>> BEGIN

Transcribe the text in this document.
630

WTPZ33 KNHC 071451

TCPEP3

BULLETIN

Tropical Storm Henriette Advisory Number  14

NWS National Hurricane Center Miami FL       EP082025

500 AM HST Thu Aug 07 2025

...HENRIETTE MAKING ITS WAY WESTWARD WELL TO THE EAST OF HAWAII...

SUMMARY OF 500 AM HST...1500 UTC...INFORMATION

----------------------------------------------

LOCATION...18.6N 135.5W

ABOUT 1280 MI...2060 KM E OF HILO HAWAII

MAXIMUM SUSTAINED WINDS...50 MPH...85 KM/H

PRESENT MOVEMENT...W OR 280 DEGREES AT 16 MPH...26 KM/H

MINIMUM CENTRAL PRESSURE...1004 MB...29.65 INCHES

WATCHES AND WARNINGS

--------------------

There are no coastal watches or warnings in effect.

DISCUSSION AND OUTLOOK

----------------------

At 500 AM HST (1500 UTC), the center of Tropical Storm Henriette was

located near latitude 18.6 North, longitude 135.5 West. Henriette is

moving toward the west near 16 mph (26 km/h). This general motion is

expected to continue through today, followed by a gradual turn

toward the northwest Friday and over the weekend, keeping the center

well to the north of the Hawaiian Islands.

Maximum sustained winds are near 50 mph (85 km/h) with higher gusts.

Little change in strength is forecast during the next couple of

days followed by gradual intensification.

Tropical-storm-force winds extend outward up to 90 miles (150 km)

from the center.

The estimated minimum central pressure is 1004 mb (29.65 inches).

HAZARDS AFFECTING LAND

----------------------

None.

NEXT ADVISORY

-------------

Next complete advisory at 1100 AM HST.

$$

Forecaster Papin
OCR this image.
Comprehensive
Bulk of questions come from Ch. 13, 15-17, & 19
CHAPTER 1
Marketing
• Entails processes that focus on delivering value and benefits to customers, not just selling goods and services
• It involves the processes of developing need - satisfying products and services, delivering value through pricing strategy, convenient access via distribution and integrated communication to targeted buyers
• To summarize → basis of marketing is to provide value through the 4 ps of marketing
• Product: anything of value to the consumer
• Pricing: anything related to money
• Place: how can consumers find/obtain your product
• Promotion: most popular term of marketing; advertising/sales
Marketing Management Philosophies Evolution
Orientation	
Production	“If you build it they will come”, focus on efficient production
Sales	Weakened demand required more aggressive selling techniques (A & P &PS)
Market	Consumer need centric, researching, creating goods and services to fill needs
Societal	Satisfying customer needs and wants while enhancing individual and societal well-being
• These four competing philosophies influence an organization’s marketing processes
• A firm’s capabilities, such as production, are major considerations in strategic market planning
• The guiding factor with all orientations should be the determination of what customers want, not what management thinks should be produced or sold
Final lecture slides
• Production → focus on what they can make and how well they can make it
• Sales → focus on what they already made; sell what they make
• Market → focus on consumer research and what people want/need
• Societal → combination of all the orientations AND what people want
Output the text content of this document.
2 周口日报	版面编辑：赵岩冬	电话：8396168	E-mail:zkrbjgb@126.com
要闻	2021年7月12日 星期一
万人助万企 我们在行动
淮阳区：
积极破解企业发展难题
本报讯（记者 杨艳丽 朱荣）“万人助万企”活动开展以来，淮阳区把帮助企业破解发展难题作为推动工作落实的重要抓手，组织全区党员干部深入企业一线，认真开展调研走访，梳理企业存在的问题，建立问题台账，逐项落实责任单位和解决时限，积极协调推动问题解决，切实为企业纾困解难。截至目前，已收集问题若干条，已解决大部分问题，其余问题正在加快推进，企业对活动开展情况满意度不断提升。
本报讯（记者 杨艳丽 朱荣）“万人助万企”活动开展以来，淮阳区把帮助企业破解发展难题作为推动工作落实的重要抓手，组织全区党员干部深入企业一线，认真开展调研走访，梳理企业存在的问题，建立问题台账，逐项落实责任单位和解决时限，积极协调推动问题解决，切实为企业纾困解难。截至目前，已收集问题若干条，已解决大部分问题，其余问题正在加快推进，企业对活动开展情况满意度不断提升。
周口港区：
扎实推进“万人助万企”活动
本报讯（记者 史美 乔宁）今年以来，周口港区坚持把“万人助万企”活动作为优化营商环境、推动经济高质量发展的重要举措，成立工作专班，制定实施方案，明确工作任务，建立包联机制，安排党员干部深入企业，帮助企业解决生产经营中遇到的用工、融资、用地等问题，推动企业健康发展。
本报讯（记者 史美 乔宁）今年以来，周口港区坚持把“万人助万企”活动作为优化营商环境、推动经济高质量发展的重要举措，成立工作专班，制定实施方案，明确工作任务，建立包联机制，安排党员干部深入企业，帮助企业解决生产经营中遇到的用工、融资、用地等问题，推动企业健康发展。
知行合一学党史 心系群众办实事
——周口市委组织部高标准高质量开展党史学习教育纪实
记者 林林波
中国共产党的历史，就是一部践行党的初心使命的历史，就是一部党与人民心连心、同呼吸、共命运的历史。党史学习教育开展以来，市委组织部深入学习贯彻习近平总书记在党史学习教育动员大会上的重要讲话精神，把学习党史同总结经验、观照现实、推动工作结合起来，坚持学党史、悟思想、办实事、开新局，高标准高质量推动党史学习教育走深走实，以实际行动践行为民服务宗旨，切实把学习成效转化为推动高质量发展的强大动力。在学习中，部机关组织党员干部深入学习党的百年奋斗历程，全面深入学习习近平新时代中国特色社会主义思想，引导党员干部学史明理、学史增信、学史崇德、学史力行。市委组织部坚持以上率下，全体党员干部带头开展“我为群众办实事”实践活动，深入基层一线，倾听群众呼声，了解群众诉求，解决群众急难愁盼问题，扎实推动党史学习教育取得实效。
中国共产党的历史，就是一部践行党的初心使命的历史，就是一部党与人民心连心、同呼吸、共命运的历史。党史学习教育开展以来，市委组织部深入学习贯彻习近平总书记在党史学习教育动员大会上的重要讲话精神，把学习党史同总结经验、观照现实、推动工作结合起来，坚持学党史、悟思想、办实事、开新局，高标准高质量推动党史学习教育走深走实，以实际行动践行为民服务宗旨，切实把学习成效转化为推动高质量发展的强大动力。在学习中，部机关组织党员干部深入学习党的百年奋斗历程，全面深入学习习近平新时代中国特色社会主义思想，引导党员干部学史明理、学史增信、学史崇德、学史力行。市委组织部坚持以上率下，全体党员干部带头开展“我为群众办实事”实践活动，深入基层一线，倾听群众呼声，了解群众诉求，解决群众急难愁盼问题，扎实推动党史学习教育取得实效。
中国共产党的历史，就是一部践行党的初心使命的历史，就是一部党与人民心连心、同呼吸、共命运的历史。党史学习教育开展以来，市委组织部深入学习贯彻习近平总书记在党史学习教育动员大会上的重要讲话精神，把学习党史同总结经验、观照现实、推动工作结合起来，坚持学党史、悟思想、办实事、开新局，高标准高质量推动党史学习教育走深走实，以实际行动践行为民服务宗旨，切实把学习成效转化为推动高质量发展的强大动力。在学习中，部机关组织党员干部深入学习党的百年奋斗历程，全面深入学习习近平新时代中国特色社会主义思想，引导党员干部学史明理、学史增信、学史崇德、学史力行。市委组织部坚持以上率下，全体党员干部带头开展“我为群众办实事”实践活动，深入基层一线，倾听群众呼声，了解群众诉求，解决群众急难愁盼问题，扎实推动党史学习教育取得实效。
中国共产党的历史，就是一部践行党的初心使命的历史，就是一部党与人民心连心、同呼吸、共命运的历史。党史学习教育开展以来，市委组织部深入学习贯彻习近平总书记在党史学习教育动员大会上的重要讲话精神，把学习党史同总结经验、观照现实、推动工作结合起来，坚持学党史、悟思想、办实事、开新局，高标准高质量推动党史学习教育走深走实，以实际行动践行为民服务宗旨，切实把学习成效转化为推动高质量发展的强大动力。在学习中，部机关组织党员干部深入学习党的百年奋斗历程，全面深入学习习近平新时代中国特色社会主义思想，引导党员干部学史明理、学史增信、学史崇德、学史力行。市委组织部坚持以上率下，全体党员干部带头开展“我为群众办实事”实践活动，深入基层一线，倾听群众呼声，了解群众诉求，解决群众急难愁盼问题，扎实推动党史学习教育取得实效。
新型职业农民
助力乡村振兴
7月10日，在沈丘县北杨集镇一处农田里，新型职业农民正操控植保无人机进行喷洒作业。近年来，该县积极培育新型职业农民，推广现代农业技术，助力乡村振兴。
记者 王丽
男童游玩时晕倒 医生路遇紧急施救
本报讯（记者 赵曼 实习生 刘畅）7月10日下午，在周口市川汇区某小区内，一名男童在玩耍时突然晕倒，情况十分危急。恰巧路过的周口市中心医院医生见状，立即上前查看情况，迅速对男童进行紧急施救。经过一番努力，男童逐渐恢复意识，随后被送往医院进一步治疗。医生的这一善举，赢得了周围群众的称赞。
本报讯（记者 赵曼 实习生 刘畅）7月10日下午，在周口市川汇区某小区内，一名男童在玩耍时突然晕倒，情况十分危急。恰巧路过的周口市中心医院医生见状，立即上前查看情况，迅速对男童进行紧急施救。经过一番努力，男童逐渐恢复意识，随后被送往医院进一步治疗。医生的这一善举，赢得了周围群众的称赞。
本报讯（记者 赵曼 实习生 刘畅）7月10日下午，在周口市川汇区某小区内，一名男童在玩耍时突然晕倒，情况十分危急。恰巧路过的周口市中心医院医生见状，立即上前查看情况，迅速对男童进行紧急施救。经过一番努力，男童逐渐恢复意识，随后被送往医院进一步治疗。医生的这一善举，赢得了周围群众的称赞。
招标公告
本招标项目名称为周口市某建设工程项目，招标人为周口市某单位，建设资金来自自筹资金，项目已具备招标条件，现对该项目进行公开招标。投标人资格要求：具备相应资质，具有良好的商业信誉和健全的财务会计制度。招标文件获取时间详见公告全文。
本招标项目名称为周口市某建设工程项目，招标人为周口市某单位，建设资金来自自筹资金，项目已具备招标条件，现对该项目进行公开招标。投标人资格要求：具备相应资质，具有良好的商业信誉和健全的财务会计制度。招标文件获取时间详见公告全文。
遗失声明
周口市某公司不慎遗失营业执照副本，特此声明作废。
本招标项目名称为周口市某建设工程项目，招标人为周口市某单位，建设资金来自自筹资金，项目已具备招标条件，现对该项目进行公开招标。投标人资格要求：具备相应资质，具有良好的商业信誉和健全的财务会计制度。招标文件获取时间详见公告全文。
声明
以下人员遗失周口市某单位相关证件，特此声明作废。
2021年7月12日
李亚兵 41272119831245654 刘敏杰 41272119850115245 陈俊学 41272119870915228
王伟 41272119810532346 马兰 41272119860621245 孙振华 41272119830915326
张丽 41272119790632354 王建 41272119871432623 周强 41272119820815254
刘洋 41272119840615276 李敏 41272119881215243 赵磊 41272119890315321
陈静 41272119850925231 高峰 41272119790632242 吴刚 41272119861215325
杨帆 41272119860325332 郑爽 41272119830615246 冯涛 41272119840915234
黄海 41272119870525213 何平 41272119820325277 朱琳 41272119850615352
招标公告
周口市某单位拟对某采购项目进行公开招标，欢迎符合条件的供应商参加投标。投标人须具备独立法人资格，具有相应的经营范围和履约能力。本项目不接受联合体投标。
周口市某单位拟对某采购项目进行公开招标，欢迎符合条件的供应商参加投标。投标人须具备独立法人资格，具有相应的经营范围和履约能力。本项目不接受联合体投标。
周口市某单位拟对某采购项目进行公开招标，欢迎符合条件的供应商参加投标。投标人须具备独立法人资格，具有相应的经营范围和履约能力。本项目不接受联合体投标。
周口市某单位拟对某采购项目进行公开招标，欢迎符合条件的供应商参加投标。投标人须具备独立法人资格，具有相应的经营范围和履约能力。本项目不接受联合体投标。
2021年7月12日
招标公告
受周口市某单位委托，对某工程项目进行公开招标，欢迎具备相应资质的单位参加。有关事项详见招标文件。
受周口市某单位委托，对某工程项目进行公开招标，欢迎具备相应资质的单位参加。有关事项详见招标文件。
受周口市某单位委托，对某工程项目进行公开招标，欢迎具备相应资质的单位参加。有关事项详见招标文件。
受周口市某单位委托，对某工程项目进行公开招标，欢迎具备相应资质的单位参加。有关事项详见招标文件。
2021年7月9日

>> END

## The request
Report how many lines of the records above contain the word "助力乡村振兴", giving only the number.

## Answer to this task
2